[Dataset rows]
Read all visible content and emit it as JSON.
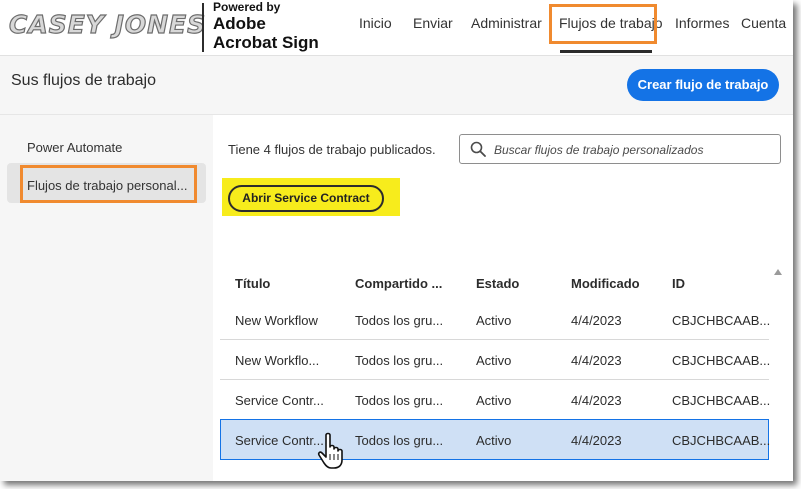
{
  "header": {
    "brand": "CASEY JONES",
    "powered_by": "Powered by",
    "product_line1": "Adobe",
    "product_line2": "Acrobat Sign",
    "nav": [
      "Inicio",
      "Enviar",
      "Administrar",
      "Flujos de trabajo",
      "Informes",
      "Cuenta"
    ],
    "active_nav": "Flujos de trabajo"
  },
  "titlebar": {
    "title": "Sus flujos de trabajo",
    "create_button": "Crear flujo de trabajo"
  },
  "sidebar": {
    "items": [
      "Power Automate",
      "Flujos de trabajo personal..."
    ],
    "selected": "Flujos de trabajo personal..."
  },
  "main": {
    "count_text": "Tiene 4 flujos de trabajo publicados.",
    "search_placeholder": "Buscar flujos de trabajo personalizados",
    "open_button": "Abrir Service Contract"
  },
  "table": {
    "columns": [
      "Título",
      "Compartido ...",
      "Estado",
      "Modificado",
      "ID"
    ],
    "rows": [
      [
        "New Workflow",
        "Todos los gru...",
        "Activo",
        "4/4/2023",
        "CBJCHBCAAB..."
      ],
      [
        "New Workflo...",
        "Todos los gru...",
        "Activo",
        "4/4/2023",
        "CBJCHBCAAB..."
      ],
      [
        "Service Contr...",
        "Todos los gru...",
        "Activo",
        "4/4/2023",
        "CBJCHBCAAB..."
      ],
      [
        "Service Contr...",
        "Todos los gru...",
        "Activo",
        "4/4/2023",
        "CBJCHBCAAB..."
      ]
    ],
    "selected_row": 4
  },
  "colors": {
    "accent_blue": "#1473e6",
    "highlight_orange": "#f08a2f",
    "highlight_yellow": "#f7ec1c",
    "selected_row": "#cfe0f5"
  }
}
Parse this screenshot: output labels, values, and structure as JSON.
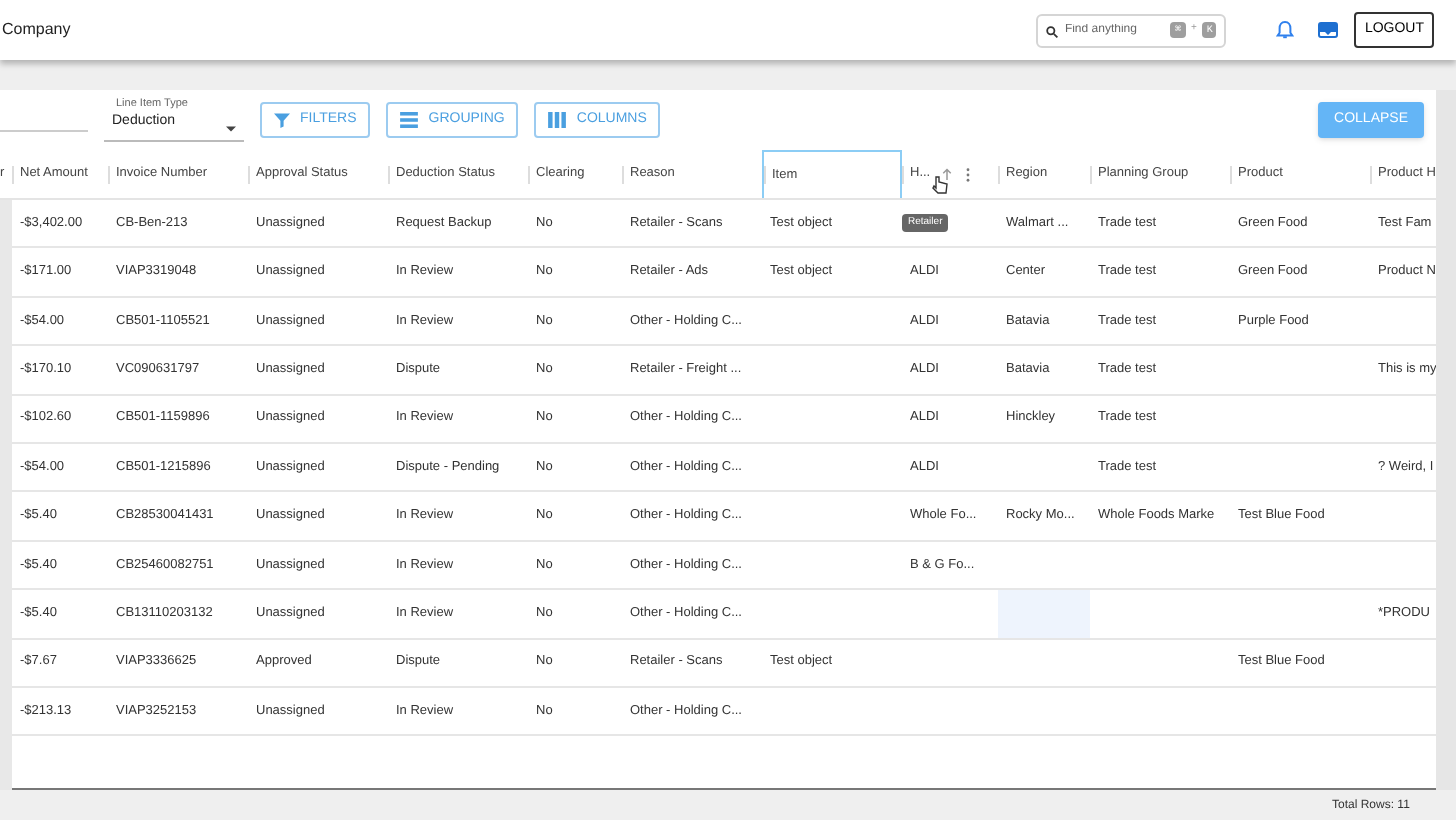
{
  "header": {
    "company": "Company",
    "search": {
      "placeholder": "Find anything",
      "keys": [
        "⌘",
        "+",
        "K"
      ]
    },
    "logout": "LOGOUT"
  },
  "toolbar": {
    "line_item_type": {
      "label": "Line Item Type",
      "value": "Deduction"
    },
    "buttons": [
      {
        "kind": "filter",
        "label": "FILTERS"
      },
      {
        "kind": "grouping",
        "label": "GROUPING"
      },
      {
        "kind": "columns",
        "label": "COLUMNS"
      }
    ],
    "collapse": "COLLAPSE"
  },
  "table": {
    "columns": [
      {
        "label": "r",
        "selected": false
      },
      {
        "label": "Net Amount",
        "selected": false
      },
      {
        "label": "Invoice Number",
        "selected": false
      },
      {
        "label": "Approval Status",
        "selected": false
      },
      {
        "label": "Deduction Status",
        "selected": false
      },
      {
        "label": "Clearing",
        "selected": false
      },
      {
        "label": "Reason",
        "selected": false
      },
      {
        "label": "Item",
        "selected": true
      },
      {
        "label": "H...",
        "selected": false,
        "sorted": true,
        "menu": true
      },
      {
        "label": "Region",
        "selected": false
      },
      {
        "label": "Planning Group",
        "selected": false
      },
      {
        "label": "Product",
        "selected": false
      },
      {
        "label": "Product H",
        "selected": false
      }
    ],
    "rows": [
      {
        "cells": [
          null,
          "-$3,402.00",
          "CB-Ben-213",
          "Unassigned",
          "Request Backup",
          "No",
          "Retailer - Scans",
          "Test object",
          {
            "tooltip": "Retailer"
          },
          "Walmart ...",
          "Trade test",
          "Green Food",
          "Test Fam"
        ]
      },
      {
        "cells": [
          null,
          "-$171.00",
          "VIAP3319048",
          "Unassigned",
          "In Review",
          "No",
          "Retailer - Ads",
          "Test object",
          "ALDI",
          "Center",
          "Trade test",
          "Green Food",
          "Product N"
        ]
      },
      {
        "cells": [
          null,
          "-$54.00",
          "CB501-1105521",
          "Unassigned",
          "In Review",
          "No",
          "Other - Holding C...",
          null,
          "ALDI",
          "Batavia",
          "Trade test",
          "Purple Food",
          null
        ]
      },
      {
        "cells": [
          null,
          "-$170.10",
          "VC090631797",
          "Unassigned",
          "Dispute",
          "No",
          "Retailer - Freight ...",
          null,
          "ALDI",
          "Batavia",
          "Trade test",
          null,
          "This is my"
        ]
      },
      {
        "cells": [
          null,
          "-$102.60",
          "CB501-1159896",
          "Unassigned",
          "In Review",
          "No",
          "Other - Holding C...",
          null,
          "ALDI",
          "Hinckley",
          "Trade test",
          null,
          null
        ]
      },
      {
        "cells": [
          null,
          "-$54.00",
          "CB501-1215896",
          "Unassigned",
          "Dispute - Pending",
          "No",
          "Other - Holding C...",
          null,
          "ALDI",
          null,
          "Trade test",
          null,
          "? Weird, I"
        ]
      },
      {
        "cells": [
          null,
          "-$5.40",
          "CB28530041431",
          "Unassigned",
          "In Review",
          "No",
          "Other - Holding C...",
          null,
          "Whole Fo...",
          "Rocky Mo...",
          "Whole Foods Marke",
          "Test Blue Food",
          null
        ]
      },
      {
        "cells": [
          null,
          "-$5.40",
          "CB25460082751",
          "Unassigned",
          "In Review",
          "No",
          "Other - Holding C...",
          null,
          "B & G Fo...",
          null,
          null,
          null,
          null
        ]
      },
      {
        "cells": [
          null,
          "-$5.40",
          "CB13110203132",
          "Unassigned",
          "In Review",
          "No",
          "Other - Holding C...",
          null,
          null,
          {
            "selected": true
          },
          null,
          null,
          "*PRODU"
        ]
      },
      {
        "cells": [
          null,
          "-$7.67",
          "VIAP3336625",
          "Approved",
          "Dispute",
          "No",
          "Retailer - Scans",
          "Test object",
          null,
          null,
          null,
          "Test Blue Food",
          null
        ]
      },
      {
        "cells": [
          null,
          "-$213.13",
          "VIAP3252153",
          "Unassigned",
          "In Review",
          "No",
          "Other - Holding C...",
          null,
          null,
          null,
          null,
          null,
          null
        ]
      }
    ]
  },
  "footer": {
    "total_rows": "Total Rows: 11"
  }
}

• _AIM_:
Without including the pictures, reproduce all entries exactly.

• _WORKED ANSWER_:
Read all visible content and emit it as JSON.
{
  "header": {
    "brand": "CASEY JONES",
    "powered_by": "Powered by",
    "product_line1": "Adobe",
    "product_line2": "Acrobat Sign",
    "nav": [
      "Inicio",
      "Enviar",
      "Administrar",
      "Flujos de trabajo",
      "Informes",
      "Cuenta"
    ],
    "active_nav": "Flujos de trabajo"
  },
  "titlebar": {
    "title": "Sus flujos de trabajo",
    "create_button": "Crear flujo de trabajo"
  },
  "sidebar": {
    "items": [
      "Power Automate",
      "Flujos de trabajo personal..."
    ],
    "selected": "Flujos de trabajo personal..."
  },
  "main": {
    "count_text": "Tiene 4 flujos de trabajo publicados.",
    "search_placeholder": "Buscar flujos de trabajo personalizados",
    "open_button": "Abrir Service Contract"
  },
  "table": {
    "columns": [
      "Título",
      "Compartido ...",
      "Estado",
      "Modificado",
      "ID"
    ],
    "rows": [
      [
        "New Workflow",
        "Todos los gru...",
        "Activo",
        "4/4/2023",
        "CBJCHBCAAB..."
      ],
      [
        "New Workflo...",
        "Todos los gru...",
        "Activo",
        "4/4/2023",
        "CBJCHBCAAB..."
      ],
      [
        "Service Contr...",
        "Todos los gru...",
        "Activo",
        "4/4/2023",
        "CBJCHBCAAB..."
      ],
      [
        "Service Contr...",
        "Todos los gru...",
        "Activo",
        "4/4/2023",
        "CBJCHBCAAB..."
      ]
    ],
    "selected_row": 4
  },
  "colors": {
    "accent_blue": "#1473e6",
    "highlight_orange": "#f08a2f",
    "highlight_yellow": "#f7ec1c",
    "selected_row": "#cfe0f5"
  }
}
Parse this screenshot: output labels, values, and structure as JSON.
{
  "header": {
    "company": "Company",
    "search": {
      "placeholder": "Find anything",
      "keys": [
        "⌘",
        "+",
        "K"
      ]
    },
    "logout": "LOGOUT"
  },
  "toolbar": {
    "line_item_type": {
      "label": "Line Item Type",
      "value": "Deduction"
    },
    "buttons": [
      {
        "kind": "filter",
        "label": "FILTERS"
      },
      {
        "kind": "grouping",
        "label": "GROUPING"
      },
      {
        "kind": "columns",
        "label": "COLUMNS"
      }
    ],
    "collapse": "COLLAPSE"
  },
  "table": {
    "columns": [
      {
        "label": "r",
        "selected": false
      },
      {
        "label": "Net Amount",
        "selected": false
      },
      {
        "label": "Invoice Number",
        "selected": false
      },
      {
        "label": "Approval Status",
        "selected": false
      },
      {
        "label": "Deduction Status",
        "selected": false
      },
      {
        "label": "Clearing",
        "selected": false
      },
      {
        "label": "Reason",
        "selected": false
      },
      {
        "label": "Item",
        "selected": true
      },
      {
        "label": "H...",
        "selected": false,
        "sorted": true,
        "menu": true
      },
      {
        "label": "Region",
        "selected": false
      },
      {
        "label": "Planning Group",
        "selected": false
      },
      {
        "label": "Product",
        "selected": false
      },
      {
        "label": "Product H",
        "selected": false
      }
    ],
    "rows": [
      {
        "cells": [
          null,
          "-$3,402.00",
          "CB-Ben-213",
          "Unassigned",
          "Request Backup",
          "No",
          "Retailer - Scans",
          "Test object",
          {
            "tooltip": "Retailer"
          },
          "Walmart ...",
          "Trade test",
          "Green Food",
          "Test Fam"
        ]
      },
      {
        "cells": [
          null,
          "-$171.00",
          "VIAP3319048",
          "Unassigned",
          "In Review",
          "No",
          "Retailer - Ads",
          "Test object",
          "ALDI",
          "Center",
          "Trade test",
          "Green Food",
          "Product N"
        ]
      },
      {
        "cells": [
          null,
          "-$54.00",
          "CB501-1105521",
          "Unassigned",
          "In Review",
          "No",
          "Other - Holding C...",
          null,
          "ALDI",
          "Batavia",
          "Trade test",
          "Purple Food",
          null
        ]
      },
      {
        "cells": [
          null,
          "-$170.10",
          "VC090631797",
          "Unassigned",
          "Dispute",
          "No",
          "Retailer - Freight ...",
          null,
          "ALDI",
          "Batavia",
          "Trade test",
          null,
          "This is my"
        ]
      },
      {
        "cells": [
          null,
          "-$102.60",
          "CB501-1159896",
          "Unassigned",
          "In Review",
          "No",
          "Other - Holding C...",
          null,
          "ALDI",
          "Hinckley",
          "Trade test",
          null,
          null
        ]
      },
      {
        "cells": [
          null,
          "-$54.00",
          "CB501-1215896",
          "Unassigned",
          "Dispute - Pending",
          "No",
          "Other - Holding C...",
          null,
          "ALDI",
          null,
          "Trade test",
          null,
          "? Weird, I"
        ]
      },
      {
        "cells": [
          null,
          "-$5.40",
          "CB28530041431",
          "Unassigned",
          "In Review",
          "No",
          "Other - Holding C...",
          null,
          "Whole Fo...",
          "Rocky Mo...",
          "Whole Foods Marke",
          "Test Blue Food",
          null
        ]
      },
      {
        "cells": [
          null,
          "-$5.40",
          "CB25460082751",
          "Unassigned",
          "In Review",
          "No",
          "Other - Holding C...",
          null,
          "B & G Fo...",
          null,
          null,
          null,
          null
        ]
      },
      {
        "cells": [
          null,
          "-$5.40",
          "CB13110203132",
          "Unassigned",
          "In Review",
          "No",
          "Other - Holding C...",
          null,
          null,
          {
            "selected": true
          },
          null,
          null,
          "*PRODU"
        ]
      },
      {
        "cells": [
          null,
          "-$7.67",
          "VIAP3336625",
          "Approved",
          "Dispute",
          "No",
          "Retailer - Scans",
          "Test object",
          null,
          null,
          null,
          "Test Blue Food",
          null
        ]
      },
      {
        "cells": [
          null,
          "-$213.13",
          "VIAP3252153",
          "Unassigned",
          "In Review",
          "No",
          "Other - Holding C...",
          null,
          null,
          null,
          null,
          null,
          null
        ]
      }
    ]
  },
  "footer": {
    "total_rows": "Total Rows: 11"
  }
}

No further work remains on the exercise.